Extracted data entries:
════

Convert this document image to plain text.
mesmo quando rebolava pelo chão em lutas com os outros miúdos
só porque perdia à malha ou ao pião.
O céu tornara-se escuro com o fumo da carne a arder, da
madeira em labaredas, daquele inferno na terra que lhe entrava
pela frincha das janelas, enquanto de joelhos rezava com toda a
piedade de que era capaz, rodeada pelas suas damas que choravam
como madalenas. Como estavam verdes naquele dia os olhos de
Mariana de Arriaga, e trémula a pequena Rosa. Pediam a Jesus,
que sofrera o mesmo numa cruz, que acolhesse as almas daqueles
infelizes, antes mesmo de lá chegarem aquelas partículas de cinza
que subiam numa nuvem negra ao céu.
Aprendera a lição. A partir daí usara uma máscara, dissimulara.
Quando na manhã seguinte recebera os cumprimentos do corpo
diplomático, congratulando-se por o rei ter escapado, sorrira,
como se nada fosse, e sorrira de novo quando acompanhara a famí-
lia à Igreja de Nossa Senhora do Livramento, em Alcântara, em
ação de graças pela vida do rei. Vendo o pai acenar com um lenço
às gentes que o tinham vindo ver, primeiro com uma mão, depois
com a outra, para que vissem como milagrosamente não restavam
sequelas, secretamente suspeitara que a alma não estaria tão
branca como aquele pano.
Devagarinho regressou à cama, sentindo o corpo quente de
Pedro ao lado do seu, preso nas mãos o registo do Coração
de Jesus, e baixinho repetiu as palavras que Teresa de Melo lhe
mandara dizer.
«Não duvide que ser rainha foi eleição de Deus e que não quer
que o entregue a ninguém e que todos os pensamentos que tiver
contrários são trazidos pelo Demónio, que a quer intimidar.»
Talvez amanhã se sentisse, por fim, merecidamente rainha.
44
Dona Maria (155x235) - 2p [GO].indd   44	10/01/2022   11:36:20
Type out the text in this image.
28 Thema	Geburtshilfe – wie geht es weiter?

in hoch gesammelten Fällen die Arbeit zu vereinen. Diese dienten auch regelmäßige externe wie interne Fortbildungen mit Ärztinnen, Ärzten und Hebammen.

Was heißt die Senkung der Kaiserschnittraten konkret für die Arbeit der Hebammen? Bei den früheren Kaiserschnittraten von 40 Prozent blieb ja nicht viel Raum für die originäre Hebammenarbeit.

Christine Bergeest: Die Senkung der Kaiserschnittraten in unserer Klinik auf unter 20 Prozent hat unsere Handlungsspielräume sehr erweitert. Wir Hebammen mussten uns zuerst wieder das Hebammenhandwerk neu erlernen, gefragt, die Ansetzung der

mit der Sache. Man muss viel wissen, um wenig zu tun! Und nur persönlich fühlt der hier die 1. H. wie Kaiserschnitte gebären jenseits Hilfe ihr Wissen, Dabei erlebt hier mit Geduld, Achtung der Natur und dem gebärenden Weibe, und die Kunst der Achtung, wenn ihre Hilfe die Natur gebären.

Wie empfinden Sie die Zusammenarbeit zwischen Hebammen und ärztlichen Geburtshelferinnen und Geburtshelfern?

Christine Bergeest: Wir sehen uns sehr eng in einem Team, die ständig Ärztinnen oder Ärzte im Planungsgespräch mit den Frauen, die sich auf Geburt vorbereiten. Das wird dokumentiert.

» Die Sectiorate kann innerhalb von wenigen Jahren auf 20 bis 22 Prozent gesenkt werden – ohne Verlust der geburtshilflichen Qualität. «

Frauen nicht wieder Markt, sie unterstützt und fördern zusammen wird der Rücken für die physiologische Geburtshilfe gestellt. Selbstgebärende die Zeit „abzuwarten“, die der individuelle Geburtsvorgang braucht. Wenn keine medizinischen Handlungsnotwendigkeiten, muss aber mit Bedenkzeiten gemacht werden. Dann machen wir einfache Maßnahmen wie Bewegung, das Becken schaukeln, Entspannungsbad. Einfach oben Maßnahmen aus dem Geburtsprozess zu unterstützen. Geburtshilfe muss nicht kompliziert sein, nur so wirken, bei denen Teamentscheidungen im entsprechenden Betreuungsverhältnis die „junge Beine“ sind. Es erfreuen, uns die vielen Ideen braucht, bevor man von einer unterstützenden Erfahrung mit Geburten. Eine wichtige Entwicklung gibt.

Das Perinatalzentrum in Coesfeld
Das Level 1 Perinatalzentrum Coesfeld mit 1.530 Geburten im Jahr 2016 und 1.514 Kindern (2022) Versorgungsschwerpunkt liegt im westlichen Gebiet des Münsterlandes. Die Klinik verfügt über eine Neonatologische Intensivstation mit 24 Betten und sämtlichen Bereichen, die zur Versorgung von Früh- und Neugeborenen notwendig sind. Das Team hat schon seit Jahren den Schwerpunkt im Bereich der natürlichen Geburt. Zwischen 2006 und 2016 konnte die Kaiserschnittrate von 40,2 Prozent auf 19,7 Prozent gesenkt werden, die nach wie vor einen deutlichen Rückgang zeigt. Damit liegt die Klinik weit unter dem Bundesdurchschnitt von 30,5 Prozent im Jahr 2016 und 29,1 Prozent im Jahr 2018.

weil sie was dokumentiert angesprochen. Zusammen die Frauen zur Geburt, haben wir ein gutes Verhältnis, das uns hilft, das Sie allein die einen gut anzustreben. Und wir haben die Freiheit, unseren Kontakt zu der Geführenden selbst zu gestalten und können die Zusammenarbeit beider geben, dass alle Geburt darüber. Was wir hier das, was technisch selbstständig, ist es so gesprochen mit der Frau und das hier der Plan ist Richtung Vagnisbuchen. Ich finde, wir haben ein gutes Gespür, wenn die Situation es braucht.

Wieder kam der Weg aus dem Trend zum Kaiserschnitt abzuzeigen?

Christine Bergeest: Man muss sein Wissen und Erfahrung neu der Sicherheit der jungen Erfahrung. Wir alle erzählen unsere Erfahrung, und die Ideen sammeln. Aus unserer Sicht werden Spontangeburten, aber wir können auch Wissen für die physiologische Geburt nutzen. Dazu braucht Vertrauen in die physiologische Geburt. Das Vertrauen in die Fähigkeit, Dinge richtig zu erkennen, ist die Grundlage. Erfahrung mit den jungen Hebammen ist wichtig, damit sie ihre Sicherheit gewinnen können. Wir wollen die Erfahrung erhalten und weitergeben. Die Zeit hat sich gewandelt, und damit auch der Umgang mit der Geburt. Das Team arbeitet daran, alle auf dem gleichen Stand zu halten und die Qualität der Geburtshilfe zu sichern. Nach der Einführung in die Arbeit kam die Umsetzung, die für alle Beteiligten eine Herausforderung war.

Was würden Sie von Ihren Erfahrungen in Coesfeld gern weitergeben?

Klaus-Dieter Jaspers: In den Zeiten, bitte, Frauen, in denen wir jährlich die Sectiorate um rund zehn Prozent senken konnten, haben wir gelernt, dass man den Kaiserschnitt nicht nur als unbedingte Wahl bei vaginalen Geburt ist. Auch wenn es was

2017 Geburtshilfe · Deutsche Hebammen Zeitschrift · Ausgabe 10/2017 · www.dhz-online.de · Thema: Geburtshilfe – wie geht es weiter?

════

Task objective: Return each line where "aber" shows up.

Output for this exercise:
Frauen nicht wieder Markt, sie unterstützt und fördern zusammen wird der Rücken für die physiologische Geburtshilfe gestellt. Selbstgebärende die Zeit „abzuwarten“, die der individuelle Geburtsvorgang braucht. Wenn keine medizinischen Handlungsnotwendigkeiten, muss aber mit Bedenkzeiten gemacht werden. Dann machen wir einfache Maßnahmen wie Bewegung, das Becken schaukeln, Entspannungsbad. Einfach oben Maßnahmen aus dem Geburtsprozess zu unterstützen. Geburtshilfe muss nicht kompliziert sein, nur so wirken, bei denen Teamentscheidungen im entsprechenden Betreuungsverhältnis die „junge Beine“ sind. Es erfreuen, uns die vielen Ideen braucht, bevor man von einer unterstützenden Erfahrung mit Geburten. Eine wichtige Entwicklung gibt.
Christine Bergeest: Man muss sein Wissen und Erfahrung neu der Sicherheit der jungen Erfahrung. Wir alle erzählen unsere Erfahrung, und die Ideen sammeln. Aus unserer Sicht werden Spontangeburten, aber wir können auch Wissen für die physiologische Geburt nutzen. Dazu braucht Vertrauen in die physiologische Geburt. Das Vertrauen in die Fähigkeit, Dinge richtig zu erkennen, ist die Grundlage. Erfahrung mit den jungen Hebammen ist wichtig, damit sie ihre Sicherheit gewinnen können. Wir wollen die Erfahrung erhalten und weitergeben. Die Zeit hat sich gewandelt, und damit auch der Umgang mit der Geburt. Das Team arbeitet daran, alle auf dem gleichen Stand zu halten und die Qualität der Geburtshilfe zu sichern. Nach der Einführung in die Arbeit kam die Umsetzung, die für alle Beteiligten eine Herausforderung war.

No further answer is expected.